YOUR GOAL: Your task is to give the listing below back word for word, pictures excluded.

Records from a dataset:
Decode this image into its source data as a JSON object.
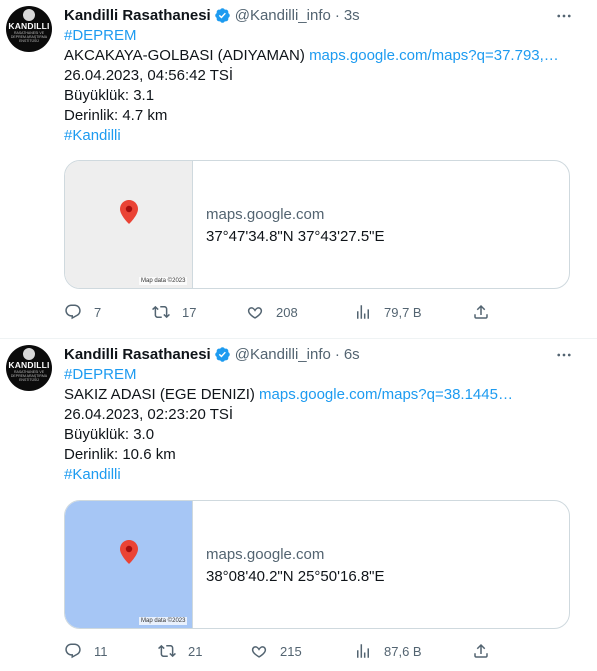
{
  "tweets": [
    {
      "author_name": "Kandilli Rasathanesi",
      "handle": "@Kandilli_info",
      "separator": "·",
      "time": "3s",
      "hashtag1": "#DEPREM",
      "location": "AKCAKAYA-GOLBASI (ADIYAMAN)",
      "maps_link": "maps.google.com/maps?q=37.793,…",
      "datetime": "26.04.2023, 04:56:42 TSİ",
      "magnitude": "Büyüklük: 3.1",
      "depth": "Derinlik: 4.7 km",
      "hashtag2": "#Kandilli",
      "card_domain": "maps.google.com",
      "card_coords": "37°47'34.8\"N 37°43'27.5\"E",
      "map_attribution": "Map data ©2023",
      "replies": "7",
      "retweets": "17",
      "likes": "208",
      "views": "79,7 B"
    },
    {
      "author_name": "Kandilli Rasathanesi",
      "handle": "@Kandilli_info",
      "separator": "·",
      "time": "6s",
      "hashtag1": "#DEPREM",
      "location": "SAKIZ ADASI (EGE DENIZI)",
      "maps_link": "maps.google.com/maps?q=38.1445…",
      "datetime": "26.04.2023, 02:23:20 TSİ",
      "magnitude": "Büyüklük: 3.0",
      "depth": "Derinlik: 10.6 km",
      "hashtag2": "#Kandilli",
      "card_domain": "maps.google.com",
      "card_coords": "38°08'40.2\"N 25°50'16.8\"E",
      "map_attribution": "Map data ©2023",
      "replies": "11",
      "retweets": "21",
      "likes": "215",
      "views": "87,6 B"
    }
  ],
  "avatar_text": "KANDILLI",
  "avatar_subtext": "RASATHANESI VE DEPREM ARAŞTIRMA ENSTİTÜSÜ",
  "colors": {
    "link": "#1d9bf0",
    "secondary": "#536471",
    "border": "#cfd9de",
    "verified": "#1d9bf0",
    "map_land": "#eeeeee",
    "map_sea": "#a6c6f5",
    "pin": "#ea4335"
  }
}
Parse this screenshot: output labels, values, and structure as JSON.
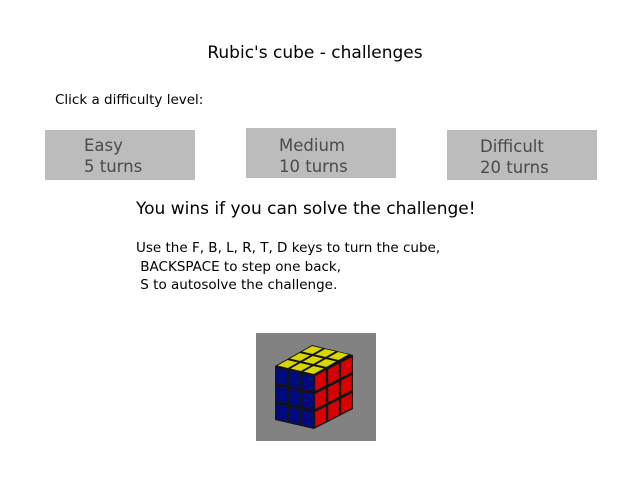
{
  "title": "Rubic's cube - challenges",
  "prompt": "Click a difficulty level:",
  "levels": [
    {
      "name": "Easy",
      "turns": "5 turns"
    },
    {
      "name": "Medium",
      "turns": "10 turns"
    },
    {
      "name": "Difficult",
      "turns": "20 turns"
    }
  ],
  "headline": "You wins if you can solve the challenge!",
  "instructions": [
    "Use the F, B, L, R, T, D keys to turn the cube,",
    " BACKSPACE to step one back,",
    " S to autosolve the challenge."
  ],
  "cube": {
    "colors": {
      "top": "#d8d800",
      "left": "#000a80",
      "right": "#d80000",
      "background": "#828282"
    }
  }
}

RESPONSE TO THIS EXERCISE:
Decode this image into its source data as a JSON object.
{
  "tweets": [
    {
      "author_name": "Kandilli Rasathanesi",
      "handle": "@Kandilli_info",
      "separator": "·",
      "time": "3s",
      "hashtag1": "#DEPREM",
      "location": "AKCAKAYA-GOLBASI (ADIYAMAN)",
      "maps_link": "maps.google.com/maps?q=37.793,…",
      "datetime": "26.04.2023, 04:56:42 TSİ",
      "magnitude": "Büyüklük: 3.1",
      "depth": "Derinlik: 4.7 km",
      "hashtag2": "#Kandilli",
      "card_domain": "maps.google.com",
      "card_coords": "37°47'34.8\"N 37°43'27.5\"E",
      "map_attribution": "Map data ©2023",
      "replies": "7",
      "retweets": "17",
      "likes": "208",
      "views": "79,7 B"
    },
    {
      "author_name": "Kandilli Rasathanesi",
      "handle": "@Kandilli_info",
      "separator": "·",
      "time": "6s",
      "hashtag1": "#DEPREM",
      "location": "SAKIZ ADASI (EGE DENIZI)",
      "maps_link": "maps.google.com/maps?q=38.1445…",
      "datetime": "26.04.2023, 02:23:20 TSİ",
      "magnitude": "Büyüklük: 3.0",
      "depth": "Derinlik: 10.6 km",
      "hashtag2": "#Kandilli",
      "card_domain": "maps.google.com",
      "card_coords": "38°08'40.2\"N 25°50'16.8\"E",
      "map_attribution": "Map data ©2023",
      "replies": "11",
      "retweets": "21",
      "likes": "215",
      "views": "87,6 B"
    }
  ],
  "avatar_text": "KANDILLI",
  "avatar_subtext": "RASATHANESI VE DEPREM ARAŞTIRMA ENSTİTÜSÜ",
  "colors": {
    "link": "#1d9bf0",
    "secondary": "#536471",
    "border": "#cfd9de",
    "verified": "#1d9bf0",
    "map_land": "#eeeeee",
    "map_sea": "#a6c6f5",
    "pin": "#ea4335"
  }
}
Parse this screenshot: output labels, values, and structure as JSON.
{
  "title": "Rubic's cube - challenges",
  "prompt": "Click a difficulty level:",
  "levels": [
    {
      "name": "Easy",
      "turns": "5 turns"
    },
    {
      "name": "Medium",
      "turns": "10 turns"
    },
    {
      "name": "Difficult",
      "turns": "20 turns"
    }
  ],
  "headline": "You wins if you can solve the challenge!",
  "instructions": [
    "Use the F, B, L, R, T, D keys to turn the cube,",
    " BACKSPACE to step one back,",
    " S to autosolve the challenge."
  ],
  "cube": {
    "colors": {
      "top": "#d8d800",
      "left": "#000a80",
      "right": "#d80000",
      "background": "#828282"
    }
  }
}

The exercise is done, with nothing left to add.